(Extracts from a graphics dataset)

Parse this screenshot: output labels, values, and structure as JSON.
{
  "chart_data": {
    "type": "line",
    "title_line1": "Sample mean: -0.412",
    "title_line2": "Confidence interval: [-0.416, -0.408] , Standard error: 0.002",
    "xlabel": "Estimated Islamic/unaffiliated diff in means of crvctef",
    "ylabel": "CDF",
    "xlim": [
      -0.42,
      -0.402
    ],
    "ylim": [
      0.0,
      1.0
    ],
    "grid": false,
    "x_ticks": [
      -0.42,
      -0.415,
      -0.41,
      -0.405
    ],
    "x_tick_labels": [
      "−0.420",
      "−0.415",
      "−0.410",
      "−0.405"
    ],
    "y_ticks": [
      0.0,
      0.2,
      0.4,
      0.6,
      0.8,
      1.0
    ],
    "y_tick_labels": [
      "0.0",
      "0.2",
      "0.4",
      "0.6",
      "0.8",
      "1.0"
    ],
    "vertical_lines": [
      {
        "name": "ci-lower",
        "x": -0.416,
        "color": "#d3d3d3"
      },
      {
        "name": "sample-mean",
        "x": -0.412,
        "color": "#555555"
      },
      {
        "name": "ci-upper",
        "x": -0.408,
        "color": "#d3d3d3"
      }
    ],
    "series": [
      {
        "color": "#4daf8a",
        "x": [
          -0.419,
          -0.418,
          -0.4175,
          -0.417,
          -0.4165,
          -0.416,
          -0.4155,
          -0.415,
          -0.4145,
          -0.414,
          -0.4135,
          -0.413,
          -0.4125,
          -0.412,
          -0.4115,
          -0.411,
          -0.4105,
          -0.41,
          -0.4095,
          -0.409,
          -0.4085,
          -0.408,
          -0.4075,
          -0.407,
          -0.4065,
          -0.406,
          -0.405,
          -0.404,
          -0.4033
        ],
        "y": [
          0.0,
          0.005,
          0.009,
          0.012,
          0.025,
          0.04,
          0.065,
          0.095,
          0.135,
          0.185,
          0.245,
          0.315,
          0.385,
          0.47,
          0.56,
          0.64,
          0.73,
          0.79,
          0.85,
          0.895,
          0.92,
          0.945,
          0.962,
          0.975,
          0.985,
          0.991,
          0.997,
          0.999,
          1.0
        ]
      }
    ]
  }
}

### [INSTRUCTIONS TO FOLLOW]
Each line above must be printed exactly as it appears.

### [SOLUTION BELOW]
Parse this screenshot: output labels, values, and structure as JSON.
{
  "chart_data": {
    "type": "line",
    "title_line1": "Sample mean: -0.412",
    "title_line2": "Confidence interval: [-0.416, -0.408] , Standard error: 0.002",
    "xlabel": "Estimated Islamic/unaffiliated diff in means of crvctef",
    "ylabel": "CDF",
    "xlim": [
      -0.42,
      -0.402
    ],
    "ylim": [
      0.0,
      1.0
    ],
    "grid": false,
    "x_ticks": [
      -0.42,
      -0.415,
      -0.41,
      -0.405
    ],
    "x_tick_labels": [
      "−0.420",
      "−0.415",
      "−0.410",
      "−0.405"
    ],
    "y_ticks": [
      0.0,
      0.2,
      0.4,
      0.6,
      0.8,
      1.0
    ],
    "y_tick_labels": [
      "0.0",
      "0.2",
      "0.4",
      "0.6",
      "0.8",
      "1.0"
    ],
    "vertical_lines": [
      {
        "name": "ci-lower",
        "x": -0.416,
        "color": "#d3d3d3"
      },
      {
        "name": "sample-mean",
        "x": -0.412,
        "color": "#555555"
      },
      {
        "name": "ci-upper",
        "x": -0.408,
        "color": "#d3d3d3"
      }
    ],
    "series": [
      {
        "color": "#4daf8a",
        "x": [
          -0.419,
          -0.418,
          -0.4175,
          -0.417,
          -0.4165,
          -0.416,
          -0.4155,
          -0.415,
          -0.4145,
          -0.414,
          -0.4135,
          -0.413,
          -0.4125,
          -0.412,
          -0.4115,
          -0.411,
          -0.4105,
          -0.41,
          -0.4095,
          -0.409,
          -0.4085,
          -0.408,
          -0.4075,
          -0.407,
          -0.4065,
          -0.406,
          -0.405,
          -0.404,
          -0.4033
        ],
        "y": [
          0.0,
          0.005,
          0.009,
          0.012,
          0.025,
          0.04,
          0.065,
          0.095,
          0.135,
          0.185,
          0.245,
          0.315,
          0.385,
          0.47,
          0.56,
          0.64,
          0.73,
          0.79,
          0.85,
          0.895,
          0.92,
          0.945,
          0.962,
          0.975,
          0.985,
          0.991,
          0.997,
          0.999,
          1.0
        ]
      }
    ]
  }
}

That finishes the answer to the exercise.